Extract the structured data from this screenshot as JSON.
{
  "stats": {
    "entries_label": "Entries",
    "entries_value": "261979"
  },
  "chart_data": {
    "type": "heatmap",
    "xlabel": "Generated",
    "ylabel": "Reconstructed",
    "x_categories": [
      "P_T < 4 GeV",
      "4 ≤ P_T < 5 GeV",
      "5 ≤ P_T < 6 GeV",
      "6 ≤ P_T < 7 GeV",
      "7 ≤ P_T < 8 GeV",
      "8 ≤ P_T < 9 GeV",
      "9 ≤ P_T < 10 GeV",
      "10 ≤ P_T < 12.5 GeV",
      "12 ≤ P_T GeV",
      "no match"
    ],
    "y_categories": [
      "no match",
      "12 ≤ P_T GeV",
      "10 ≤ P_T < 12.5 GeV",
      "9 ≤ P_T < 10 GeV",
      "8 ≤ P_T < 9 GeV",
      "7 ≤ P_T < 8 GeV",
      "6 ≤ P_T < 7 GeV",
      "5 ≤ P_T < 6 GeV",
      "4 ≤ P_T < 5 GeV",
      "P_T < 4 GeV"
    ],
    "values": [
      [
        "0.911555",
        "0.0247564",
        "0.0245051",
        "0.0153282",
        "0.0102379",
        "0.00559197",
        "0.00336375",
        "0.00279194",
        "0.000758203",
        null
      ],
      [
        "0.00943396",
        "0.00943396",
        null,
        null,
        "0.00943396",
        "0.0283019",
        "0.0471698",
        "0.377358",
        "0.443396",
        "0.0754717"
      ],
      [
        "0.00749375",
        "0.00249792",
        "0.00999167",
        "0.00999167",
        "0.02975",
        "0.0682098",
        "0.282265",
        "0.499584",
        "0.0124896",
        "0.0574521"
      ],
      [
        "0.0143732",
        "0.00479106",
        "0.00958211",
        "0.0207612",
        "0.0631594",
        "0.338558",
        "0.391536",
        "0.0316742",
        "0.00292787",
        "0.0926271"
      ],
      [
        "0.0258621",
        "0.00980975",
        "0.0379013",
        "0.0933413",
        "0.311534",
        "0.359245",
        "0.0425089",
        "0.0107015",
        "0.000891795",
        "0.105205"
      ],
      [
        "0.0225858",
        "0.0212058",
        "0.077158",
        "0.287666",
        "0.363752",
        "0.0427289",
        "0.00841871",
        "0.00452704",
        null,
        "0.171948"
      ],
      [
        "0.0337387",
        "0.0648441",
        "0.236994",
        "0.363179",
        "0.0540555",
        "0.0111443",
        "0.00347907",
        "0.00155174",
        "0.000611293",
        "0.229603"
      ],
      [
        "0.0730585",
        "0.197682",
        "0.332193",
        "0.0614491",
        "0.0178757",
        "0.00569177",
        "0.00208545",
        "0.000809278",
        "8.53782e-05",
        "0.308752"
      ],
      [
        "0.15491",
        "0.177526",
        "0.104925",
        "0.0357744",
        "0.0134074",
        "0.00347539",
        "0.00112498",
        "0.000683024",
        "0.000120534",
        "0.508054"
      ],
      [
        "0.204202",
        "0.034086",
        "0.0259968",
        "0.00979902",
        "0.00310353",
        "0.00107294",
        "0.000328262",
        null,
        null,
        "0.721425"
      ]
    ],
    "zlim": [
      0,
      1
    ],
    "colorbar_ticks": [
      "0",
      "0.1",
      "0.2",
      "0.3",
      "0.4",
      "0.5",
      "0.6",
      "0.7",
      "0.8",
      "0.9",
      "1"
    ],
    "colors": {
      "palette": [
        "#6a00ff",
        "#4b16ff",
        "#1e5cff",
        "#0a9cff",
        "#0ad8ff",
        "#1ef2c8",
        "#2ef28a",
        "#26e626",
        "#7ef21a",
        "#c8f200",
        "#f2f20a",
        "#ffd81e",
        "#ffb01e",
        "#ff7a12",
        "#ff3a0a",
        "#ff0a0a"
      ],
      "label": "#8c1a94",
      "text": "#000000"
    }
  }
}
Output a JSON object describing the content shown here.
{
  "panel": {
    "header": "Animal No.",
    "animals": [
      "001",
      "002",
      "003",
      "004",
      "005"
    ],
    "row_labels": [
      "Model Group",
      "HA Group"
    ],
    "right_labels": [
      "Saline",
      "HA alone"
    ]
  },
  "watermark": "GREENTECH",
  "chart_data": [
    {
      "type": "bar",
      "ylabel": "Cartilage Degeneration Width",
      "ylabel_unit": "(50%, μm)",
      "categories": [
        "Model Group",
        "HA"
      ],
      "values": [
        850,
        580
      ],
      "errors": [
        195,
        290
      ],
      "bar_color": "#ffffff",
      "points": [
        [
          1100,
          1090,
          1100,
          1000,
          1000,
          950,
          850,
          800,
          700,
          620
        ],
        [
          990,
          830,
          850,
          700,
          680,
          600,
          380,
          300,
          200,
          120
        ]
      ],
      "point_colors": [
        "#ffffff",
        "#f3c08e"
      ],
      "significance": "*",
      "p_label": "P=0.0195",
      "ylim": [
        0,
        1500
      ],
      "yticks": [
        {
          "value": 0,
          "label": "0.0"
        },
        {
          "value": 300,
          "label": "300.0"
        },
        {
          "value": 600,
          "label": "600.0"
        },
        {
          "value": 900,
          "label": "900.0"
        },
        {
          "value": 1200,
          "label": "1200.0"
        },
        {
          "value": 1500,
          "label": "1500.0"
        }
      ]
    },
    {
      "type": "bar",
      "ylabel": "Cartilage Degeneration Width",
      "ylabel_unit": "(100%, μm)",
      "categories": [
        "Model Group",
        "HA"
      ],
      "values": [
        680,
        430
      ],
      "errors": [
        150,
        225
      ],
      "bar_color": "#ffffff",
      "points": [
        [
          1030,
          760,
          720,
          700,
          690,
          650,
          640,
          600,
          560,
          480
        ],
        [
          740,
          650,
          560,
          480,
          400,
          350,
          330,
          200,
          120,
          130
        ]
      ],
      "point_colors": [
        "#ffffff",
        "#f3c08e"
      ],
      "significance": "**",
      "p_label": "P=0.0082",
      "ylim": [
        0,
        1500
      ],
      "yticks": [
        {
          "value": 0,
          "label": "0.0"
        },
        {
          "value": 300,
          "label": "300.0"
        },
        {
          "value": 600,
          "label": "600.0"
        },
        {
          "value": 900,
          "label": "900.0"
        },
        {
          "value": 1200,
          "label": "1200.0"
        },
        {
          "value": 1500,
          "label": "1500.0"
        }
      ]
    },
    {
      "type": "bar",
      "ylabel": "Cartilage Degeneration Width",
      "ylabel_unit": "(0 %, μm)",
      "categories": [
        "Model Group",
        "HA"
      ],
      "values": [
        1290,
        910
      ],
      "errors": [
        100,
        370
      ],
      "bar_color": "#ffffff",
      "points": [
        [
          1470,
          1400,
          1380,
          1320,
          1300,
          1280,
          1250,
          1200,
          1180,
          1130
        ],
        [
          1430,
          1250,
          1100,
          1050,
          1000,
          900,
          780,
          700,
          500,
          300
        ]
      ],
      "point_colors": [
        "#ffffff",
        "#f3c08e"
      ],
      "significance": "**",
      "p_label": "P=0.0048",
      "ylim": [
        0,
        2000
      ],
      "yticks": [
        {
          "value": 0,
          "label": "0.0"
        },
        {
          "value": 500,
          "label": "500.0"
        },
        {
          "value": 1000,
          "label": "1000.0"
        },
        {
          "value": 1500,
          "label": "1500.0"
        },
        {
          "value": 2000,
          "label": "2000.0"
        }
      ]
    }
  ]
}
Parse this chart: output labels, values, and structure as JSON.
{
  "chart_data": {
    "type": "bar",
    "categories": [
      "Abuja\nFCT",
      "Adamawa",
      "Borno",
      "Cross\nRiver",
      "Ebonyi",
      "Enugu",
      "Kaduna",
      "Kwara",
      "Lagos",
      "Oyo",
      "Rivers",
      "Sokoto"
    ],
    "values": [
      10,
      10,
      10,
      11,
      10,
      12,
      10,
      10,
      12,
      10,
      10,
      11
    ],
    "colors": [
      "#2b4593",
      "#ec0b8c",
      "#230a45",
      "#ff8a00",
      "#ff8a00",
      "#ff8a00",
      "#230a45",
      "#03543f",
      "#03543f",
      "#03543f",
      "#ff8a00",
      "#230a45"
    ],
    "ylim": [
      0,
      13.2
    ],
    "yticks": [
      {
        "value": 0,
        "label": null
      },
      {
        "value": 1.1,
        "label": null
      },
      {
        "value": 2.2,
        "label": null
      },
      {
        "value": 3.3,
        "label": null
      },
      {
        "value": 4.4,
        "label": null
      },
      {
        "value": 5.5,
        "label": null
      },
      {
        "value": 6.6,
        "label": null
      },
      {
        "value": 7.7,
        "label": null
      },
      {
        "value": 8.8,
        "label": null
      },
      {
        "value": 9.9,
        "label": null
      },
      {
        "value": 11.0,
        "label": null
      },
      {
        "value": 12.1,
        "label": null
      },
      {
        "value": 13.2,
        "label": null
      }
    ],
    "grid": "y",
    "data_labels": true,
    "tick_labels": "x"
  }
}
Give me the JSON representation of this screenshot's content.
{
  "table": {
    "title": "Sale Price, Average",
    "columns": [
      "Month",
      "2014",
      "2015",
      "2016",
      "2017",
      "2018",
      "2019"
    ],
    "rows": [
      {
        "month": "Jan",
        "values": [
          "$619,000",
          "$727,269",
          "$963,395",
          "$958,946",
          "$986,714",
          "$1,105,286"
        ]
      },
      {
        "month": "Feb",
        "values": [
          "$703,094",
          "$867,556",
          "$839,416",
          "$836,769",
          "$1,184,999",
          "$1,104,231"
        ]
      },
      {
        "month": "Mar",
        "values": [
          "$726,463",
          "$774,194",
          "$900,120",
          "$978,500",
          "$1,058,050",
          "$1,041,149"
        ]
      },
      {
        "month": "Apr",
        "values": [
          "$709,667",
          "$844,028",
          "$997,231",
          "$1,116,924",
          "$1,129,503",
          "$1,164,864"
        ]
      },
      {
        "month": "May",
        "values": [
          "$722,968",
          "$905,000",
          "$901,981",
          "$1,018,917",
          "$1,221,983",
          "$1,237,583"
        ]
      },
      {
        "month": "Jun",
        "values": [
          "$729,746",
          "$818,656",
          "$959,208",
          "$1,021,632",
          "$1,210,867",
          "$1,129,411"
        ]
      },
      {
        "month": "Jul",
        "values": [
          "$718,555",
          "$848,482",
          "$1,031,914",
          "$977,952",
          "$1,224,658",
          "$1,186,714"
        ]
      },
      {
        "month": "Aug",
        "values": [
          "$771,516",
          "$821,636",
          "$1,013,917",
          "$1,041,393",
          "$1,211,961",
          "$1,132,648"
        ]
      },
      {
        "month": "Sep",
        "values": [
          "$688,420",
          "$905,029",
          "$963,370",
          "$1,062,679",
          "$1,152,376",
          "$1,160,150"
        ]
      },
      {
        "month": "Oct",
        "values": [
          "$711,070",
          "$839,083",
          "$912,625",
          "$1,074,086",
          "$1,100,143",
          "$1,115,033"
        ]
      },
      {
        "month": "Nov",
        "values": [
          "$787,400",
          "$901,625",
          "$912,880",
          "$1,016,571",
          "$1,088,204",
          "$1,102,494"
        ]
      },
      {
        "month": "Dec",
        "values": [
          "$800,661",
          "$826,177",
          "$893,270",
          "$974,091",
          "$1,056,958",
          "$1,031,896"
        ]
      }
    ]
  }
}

## TASK OBJECTIVE
Copy all lines in the listing above where the string "this" appears.

## FINISHED EXERCISE
Extract the structured data from this screenshot as JSON.
Parse this chart: output labels, values, and structure as JSON.
Give me the JSON representation of this screenshot's content.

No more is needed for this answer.